INSTRUCTIONS TO FOLLOW: Below are some records. How many of their lines contain the string "Apply"? Give the number only.
"""
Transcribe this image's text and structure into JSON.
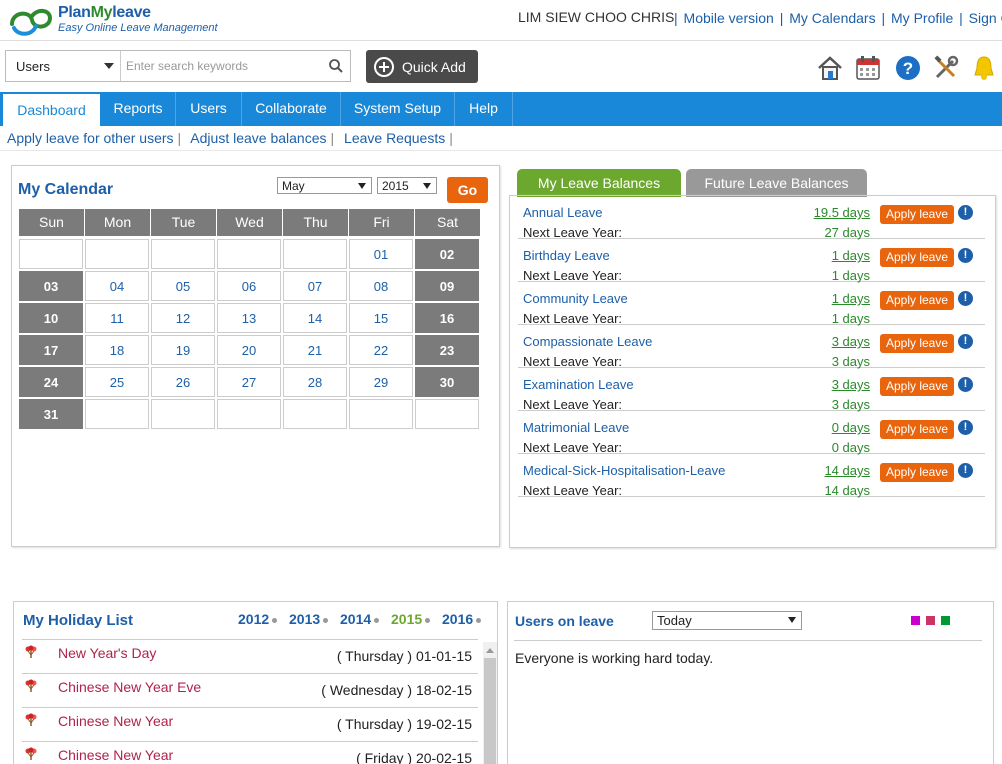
{
  "header": {
    "brand_plan": "Plan",
    "brand_my": "My",
    "brand_leave": "leave",
    "tagline": "Easy Online Leave Management",
    "user_name": "LIM SIEW CHOO CHRIS",
    "links": [
      "Mobile version",
      "My Calendars",
      "My Profile",
      "Sign Out"
    ]
  },
  "search": {
    "category": "Users",
    "placeholder": "Enter search keywords"
  },
  "quick_add_label": "Quick Add",
  "toolbar_icons": [
    "home-icon",
    "calendar-icon",
    "help-icon",
    "tools-icon",
    "bell-icon"
  ],
  "nav": [
    "Dashboard",
    "Reports",
    "Users",
    "Collaborate",
    "System Setup",
    "Help"
  ],
  "subnav": [
    "Apply leave for other users",
    "Adjust leave balances",
    "Leave Requests"
  ],
  "calendar": {
    "title": "My Calendar",
    "month": "May",
    "year": "2015",
    "go_label": "Go",
    "days": [
      "Sun",
      "Mon",
      "Tue",
      "Wed",
      "Thu",
      "Fri",
      "Sat"
    ],
    "weeks": [
      [
        "",
        "",
        "",
        "",
        "",
        "01",
        "02"
      ],
      [
        "03",
        "04",
        "05",
        "06",
        "07",
        "08",
        "09"
      ],
      [
        "10",
        "11",
        "12",
        "13",
        "14",
        "15",
        "16"
      ],
      [
        "17",
        "18",
        "19",
        "20",
        "21",
        "22",
        "23"
      ],
      [
        "24",
        "25",
        "26",
        "27",
        "28",
        "29",
        "30"
      ],
      [
        "31",
        "",
        "",
        "",
        "",
        "",
        ""
      ]
    ]
  },
  "leave_balances": {
    "tab_active": "My Leave Balances",
    "tab_inactive": "Future Leave Balances",
    "apply_label": "Apply leave",
    "next_label": "Next Leave Year:",
    "items": [
      {
        "name": "Annual Leave",
        "days": "19.5 days",
        "next": "27 days"
      },
      {
        "name": "Birthday Leave",
        "days": "1 days",
        "next": "1 days"
      },
      {
        "name": "Community Leave",
        "days": "1 days",
        "next": "1 days"
      },
      {
        "name": "Compassionate Leave",
        "days": "3 days",
        "next": "3 days"
      },
      {
        "name": "Examination Leave",
        "days": "3 days",
        "next": "3 days"
      },
      {
        "name": "Matrimonial Leave",
        "days": "0 days",
        "next": "0 days"
      },
      {
        "name": "Medical-Sick-Hospitalisation-Leave",
        "days": "14 days",
        "next": "14 days"
      }
    ]
  },
  "holidays": {
    "title": "My Holiday List",
    "years": [
      "2012",
      "2013",
      "2014",
      "2015",
      "2016"
    ],
    "current_year": "2015",
    "items": [
      {
        "name": "New Year's Day",
        "day": "( Thursday )",
        "date": "01-01-15"
      },
      {
        "name": "Chinese New Year Eve",
        "day": "( Wednesday )",
        "date": "18-02-15"
      },
      {
        "name": "Chinese New Year",
        "day": "( Thursday )",
        "date": "19-02-15"
      },
      {
        "name": "Chinese New Year",
        "day": "( Friday )",
        "date": "20-02-15"
      }
    ]
  },
  "users_on_leave": {
    "title": "Users on leave",
    "filter": "Today",
    "message": "Everyone is working hard today.",
    "swatch_colors": [
      "#cc00cc",
      "#cc3366",
      "#009933"
    ]
  }
}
"""
FINISHED ANSWER: 2